Task objective
Restate the full listing word for word and leave the pictures out.

Data records
## START
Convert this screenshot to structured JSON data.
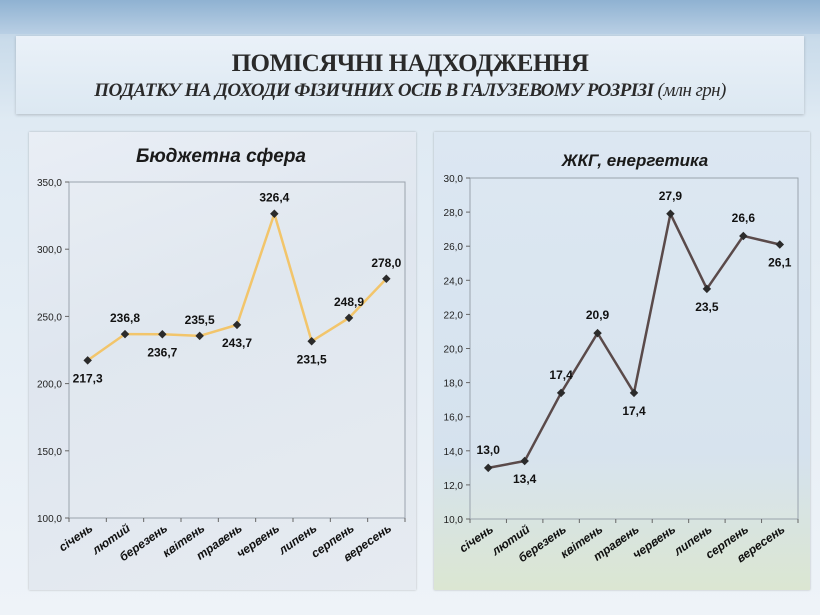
{
  "header": {
    "title": "ПОМІСЯЧНІ НАДХОДЖЕННЯ",
    "subtitle": "ПОДАТКУ НА ДОХОДИ ФІЗИЧНИХ ОСІБ В ГАЛУЗЕВОМУ РОЗРІЗІ",
    "unit": "(млн грн)"
  },
  "colors": {
    "left_line": "#f2c56b",
    "right_line": "#5a4a4a",
    "marker": "#2b2b2b"
  },
  "chart_data": [
    {
      "type": "line",
      "title": "Бюджетна сфера",
      "categories": [
        "січень",
        "лютий",
        "березень",
        "квітень",
        "травень",
        "червень",
        "липень",
        "серпень",
        "вересень"
      ],
      "values": [
        217.3,
        236.8,
        236.7,
        235.5,
        243.7,
        326.4,
        231.5,
        248.9,
        278.0
      ],
      "value_labels": [
        "217,3",
        "236,8",
        "236,7",
        "235,5",
        "243,7",
        "326,4",
        "231,5",
        "248,9",
        "278,0"
      ],
      "ylim": [
        100,
        350
      ],
      "yticks": [
        "100,0",
        "150,0",
        "200,0",
        "250,0",
        "300,0",
        "350,0"
      ],
      "xlabel": "",
      "ylabel": ""
    },
    {
      "type": "line",
      "title": "ЖКГ, енергетика",
      "categories": [
        "січень",
        "лютий",
        "березень",
        "квітень",
        "травень",
        "червень",
        "липень",
        "серпень",
        "вересень"
      ],
      "values": [
        13.0,
        13.4,
        17.4,
        20.9,
        17.4,
        27.9,
        23.5,
        26.6,
        26.1
      ],
      "value_labels": [
        "13,0",
        "13,4",
        "17,4",
        "20,9",
        "17,4",
        "27,9",
        "23,5",
        "26,6",
        "26,1"
      ],
      "ylim": [
        10,
        30
      ],
      "yticks": [
        "10,0",
        "12,0",
        "14,0",
        "16,0",
        "18,0",
        "20,0",
        "22,0",
        "24,0",
        "26,0",
        "28,0",
        "30,0"
      ],
      "xlabel": "",
      "ylabel": ""
    }
  ]
}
## END
The solution
Convert this screenshot to structured JSON data.
{
  "header": {
    "title": "ПОМІСЯЧНІ НАДХОДЖЕННЯ",
    "subtitle": "ПОДАТКУ НА ДОХОДИ ФІЗИЧНИХ ОСІБ В ГАЛУЗЕВОМУ РОЗРІЗІ",
    "unit": "(млн грн)"
  },
  "colors": {
    "left_line": "#f2c56b",
    "right_line": "#5a4a4a",
    "marker": "#2b2b2b"
  },
  "chart_data": [
    {
      "type": "line",
      "title": "Бюджетна сфера",
      "categories": [
        "січень",
        "лютий",
        "березень",
        "квітень",
        "травень",
        "червень",
        "липень",
        "серпень",
        "вересень"
      ],
      "values": [
        217.3,
        236.8,
        236.7,
        235.5,
        243.7,
        326.4,
        231.5,
        248.9,
        278.0
      ],
      "value_labels": [
        "217,3",
        "236,8",
        "236,7",
        "235,5",
        "243,7",
        "326,4",
        "231,5",
        "248,9",
        "278,0"
      ],
      "ylim": [
        100,
        350
      ],
      "yticks": [
        "100,0",
        "150,0",
        "200,0",
        "250,0",
        "300,0",
        "350,0"
      ],
      "xlabel": "",
      "ylabel": ""
    },
    {
      "type": "line",
      "title": "ЖКГ, енергетика",
      "categories": [
        "січень",
        "лютий",
        "березень",
        "квітень",
        "травень",
        "червень",
        "липень",
        "серпень",
        "вересень"
      ],
      "values": [
        13.0,
        13.4,
        17.4,
        20.9,
        17.4,
        27.9,
        23.5,
        26.6,
        26.1
      ],
      "value_labels": [
        "13,0",
        "13,4",
        "17,4",
        "20,9",
        "17,4",
        "27,9",
        "23,5",
        "26,6",
        "26,1"
      ],
      "ylim": [
        10,
        30
      ],
      "yticks": [
        "10,0",
        "12,0",
        "14,0",
        "16,0",
        "18,0",
        "20,0",
        "22,0",
        "24,0",
        "26,0",
        "28,0",
        "30,0"
      ],
      "xlabel": "",
      "ylabel": ""
    }
  ]
}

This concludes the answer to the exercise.